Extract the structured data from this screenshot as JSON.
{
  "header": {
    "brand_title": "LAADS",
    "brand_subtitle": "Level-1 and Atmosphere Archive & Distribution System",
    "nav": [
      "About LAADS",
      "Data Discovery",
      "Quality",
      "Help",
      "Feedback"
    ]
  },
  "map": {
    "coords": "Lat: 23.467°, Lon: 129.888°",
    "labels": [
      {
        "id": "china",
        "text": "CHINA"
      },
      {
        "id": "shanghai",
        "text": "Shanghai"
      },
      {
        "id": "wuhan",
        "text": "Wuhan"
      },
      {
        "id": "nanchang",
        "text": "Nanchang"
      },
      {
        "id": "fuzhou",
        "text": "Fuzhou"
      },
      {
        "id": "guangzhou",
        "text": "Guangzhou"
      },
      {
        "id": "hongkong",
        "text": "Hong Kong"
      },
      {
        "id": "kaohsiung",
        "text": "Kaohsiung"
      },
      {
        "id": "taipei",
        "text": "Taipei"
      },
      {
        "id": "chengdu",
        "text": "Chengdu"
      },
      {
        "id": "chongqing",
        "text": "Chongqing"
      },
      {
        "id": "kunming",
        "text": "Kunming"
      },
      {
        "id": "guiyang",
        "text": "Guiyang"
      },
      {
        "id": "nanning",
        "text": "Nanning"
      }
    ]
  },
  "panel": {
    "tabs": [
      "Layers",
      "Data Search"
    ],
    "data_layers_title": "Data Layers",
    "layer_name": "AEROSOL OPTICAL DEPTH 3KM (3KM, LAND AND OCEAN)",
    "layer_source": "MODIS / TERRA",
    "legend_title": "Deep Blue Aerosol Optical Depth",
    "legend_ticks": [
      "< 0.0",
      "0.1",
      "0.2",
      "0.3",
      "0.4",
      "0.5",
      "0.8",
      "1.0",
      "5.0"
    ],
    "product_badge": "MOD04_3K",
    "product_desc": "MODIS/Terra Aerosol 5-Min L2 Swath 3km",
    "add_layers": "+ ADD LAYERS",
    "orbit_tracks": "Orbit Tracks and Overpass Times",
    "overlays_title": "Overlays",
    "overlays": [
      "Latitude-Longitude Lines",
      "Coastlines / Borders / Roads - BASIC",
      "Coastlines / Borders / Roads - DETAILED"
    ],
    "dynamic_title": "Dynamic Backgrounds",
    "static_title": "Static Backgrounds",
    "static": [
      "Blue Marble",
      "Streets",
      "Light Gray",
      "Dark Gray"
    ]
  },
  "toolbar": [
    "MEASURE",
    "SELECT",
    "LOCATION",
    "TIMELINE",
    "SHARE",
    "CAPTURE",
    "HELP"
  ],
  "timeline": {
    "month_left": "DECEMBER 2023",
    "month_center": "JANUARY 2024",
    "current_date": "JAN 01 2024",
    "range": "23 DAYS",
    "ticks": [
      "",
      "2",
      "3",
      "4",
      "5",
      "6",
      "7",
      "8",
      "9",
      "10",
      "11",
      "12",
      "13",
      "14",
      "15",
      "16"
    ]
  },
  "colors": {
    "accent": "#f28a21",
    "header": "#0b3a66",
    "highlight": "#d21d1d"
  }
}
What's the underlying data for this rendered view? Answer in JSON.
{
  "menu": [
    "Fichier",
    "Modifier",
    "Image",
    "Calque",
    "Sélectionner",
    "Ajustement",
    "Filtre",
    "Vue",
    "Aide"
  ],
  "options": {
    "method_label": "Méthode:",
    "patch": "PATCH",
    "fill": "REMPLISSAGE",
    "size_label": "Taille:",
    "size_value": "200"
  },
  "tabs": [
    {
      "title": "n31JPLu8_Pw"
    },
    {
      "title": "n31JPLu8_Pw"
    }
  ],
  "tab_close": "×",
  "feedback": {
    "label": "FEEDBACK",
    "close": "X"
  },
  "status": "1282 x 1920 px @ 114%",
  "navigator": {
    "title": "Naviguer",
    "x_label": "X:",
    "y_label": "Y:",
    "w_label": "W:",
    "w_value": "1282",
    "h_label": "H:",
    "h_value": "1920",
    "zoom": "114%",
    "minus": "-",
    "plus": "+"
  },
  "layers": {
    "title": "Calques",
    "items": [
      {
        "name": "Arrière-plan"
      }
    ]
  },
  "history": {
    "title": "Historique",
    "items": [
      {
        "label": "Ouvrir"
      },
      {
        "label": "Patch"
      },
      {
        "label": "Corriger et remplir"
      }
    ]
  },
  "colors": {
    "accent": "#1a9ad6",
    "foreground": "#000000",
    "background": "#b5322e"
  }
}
··········
**Objective**
Give the complete listing a second time, exactly as it reads.

**Solution to the exercise**
Extract the structured data from this screenshot as JSON.
{
  "header": {
    "brand_title": "LAADS",
    "brand_subtitle": "Level-1 and Atmosphere Archive & Distribution System",
    "nav": [
      "About LAADS",
      "Data Discovery",
      "Quality",
      "Help",
      "Feedback"
    ]
  },
  "map": {
    "coords": "Lat: 23.467°, Lon: 129.888°",
    "labels": [
      {
        "id": "china",
        "text": "CHINA"
      },
      {
        "id": "shanghai",
        "text": "Shanghai"
      },
      {
        "id": "wuhan",
        "text": "Wuhan"
      },
      {
        "id": "nanchang",
        "text": "Nanchang"
      },
      {
        "id": "fuzhou",
        "text": "Fuzhou"
      },
      {
        "id": "guangzhou",
        "text": "Guangzhou"
      },
      {
        "id": "hongkong",
        "text": "Hong Kong"
      },
      {
        "id": "kaohsiung",
        "text": "Kaohsiung"
      },
      {
        "id": "taipei",
        "text": "Taipei"
      },
      {
        "id": "chengdu",
        "text": "Chengdu"
      },
      {
        "id": "chongqing",
        "text": "Chongqing"
      },
      {
        "id": "kunming",
        "text": "Kunming"
      },
      {
        "id": "guiyang",
        "text": "Guiyang"
      },
      {
        "id": "nanning",
        "text": "Nanning"
      }
    ]
  },
  "panel": {
    "tabs": [
      "Layers",
      "Data Search"
    ],
    "data_layers_title": "Data Layers",
    "layer_name": "AEROSOL OPTICAL DEPTH 3KM (3KM, LAND AND OCEAN)",
    "layer_source": "MODIS / TERRA",
    "legend_title": "Deep Blue Aerosol Optical Depth",
    "legend_ticks": [
      "< 0.0",
      "0.1",
      "0.2",
      "0.3",
      "0.4",
      "0.5",
      "0.8",
      "1.0",
      "5.0"
    ],
    "product_badge": "MOD04_3K",
    "product_desc": "MODIS/Terra Aerosol 5-Min L2 Swath 3km",
    "add_layers": "+ ADD LAYERS",
    "orbit_tracks": "Orbit Tracks and Overpass Times",
    "overlays_title": "Overlays",
    "overlays": [
      "Latitude-Longitude Lines",
      "Coastlines / Borders / Roads - BASIC",
      "Coastlines / Borders / Roads - DETAILED"
    ],
    "dynamic_title": "Dynamic Backgrounds",
    "static_title": "Static Backgrounds",
    "static": [
      "Blue Marble",
      "Streets",
      "Light Gray",
      "Dark Gray"
    ]
  },
  "toolbar": [
    "MEASURE",
    "SELECT",
    "LOCATION",
    "TIMELINE",
    "SHARE",
    "CAPTURE",
    "HELP"
  ],
  "timeline": {
    "month_left": "DECEMBER 2023",
    "month_center": "JANUARY 2024",
    "current_date": "JAN 01 2024",
    "range": "23 DAYS",
    "ticks": [
      "",
      "2",
      "3",
      "4",
      "5",
      "6",
      "7",
      "8",
      "9",
      "10",
      "11",
      "12",
      "13",
      "14",
      "15",
      "16"
    ]
  },
  "colors": {
    "accent": "#f28a21",
    "header": "#0b3a66",
    "highlight": "#d21d1d"
  }
}
What's the underlying data for this rendered view? Answer in JSON.
{
  "menu": [
    "Fichier",
    "Modifier",
    "Image",
    "Calque",
    "Sélectionner",
    "Ajustement",
    "Filtre",
    "Vue",
    "Aide"
  ],
  "options": {
    "method_label": "Méthode:",
    "patch": "PATCH",
    "fill": "REMPLISSAGE",
    "size_label": "Taille:",
    "size_value": "200"
  },
  "tabs": [
    {
      "title": "n31JPLu8_Pw"
    },
    {
      "title": "n31JPLu8_Pw"
    }
  ],
  "tab_close": "×",
  "feedback": {
    "label": "FEEDBACK",
    "close": "X"
  },
  "status": "1282 x 1920 px @ 114%",
  "navigator": {
    "title": "Naviguer",
    "x_label": "X:",
    "y_label": "Y:",
    "w_label": "W:",
    "w_value": "1282",
    "h_label": "H:",
    "h_value": "1920",
    "zoom": "114%",
    "minus": "-",
    "plus": "+"
  },
  "layers": {
    "title": "Calques",
    "items": [
      {
        "name": "Arrière-plan"
      }
    ]
  },
  "history": {
    "title": "Historique",
    "items": [
      {
        "label": "Ouvrir"
      },
      {
        "label": "Patch"
      },
      {
        "label": "Corriger et remplir"
      }
    ]
  },
  "colors": {
    "accent": "#1a9ad6",
    "foreground": "#000000",
    "background": "#b5322e"
  }
}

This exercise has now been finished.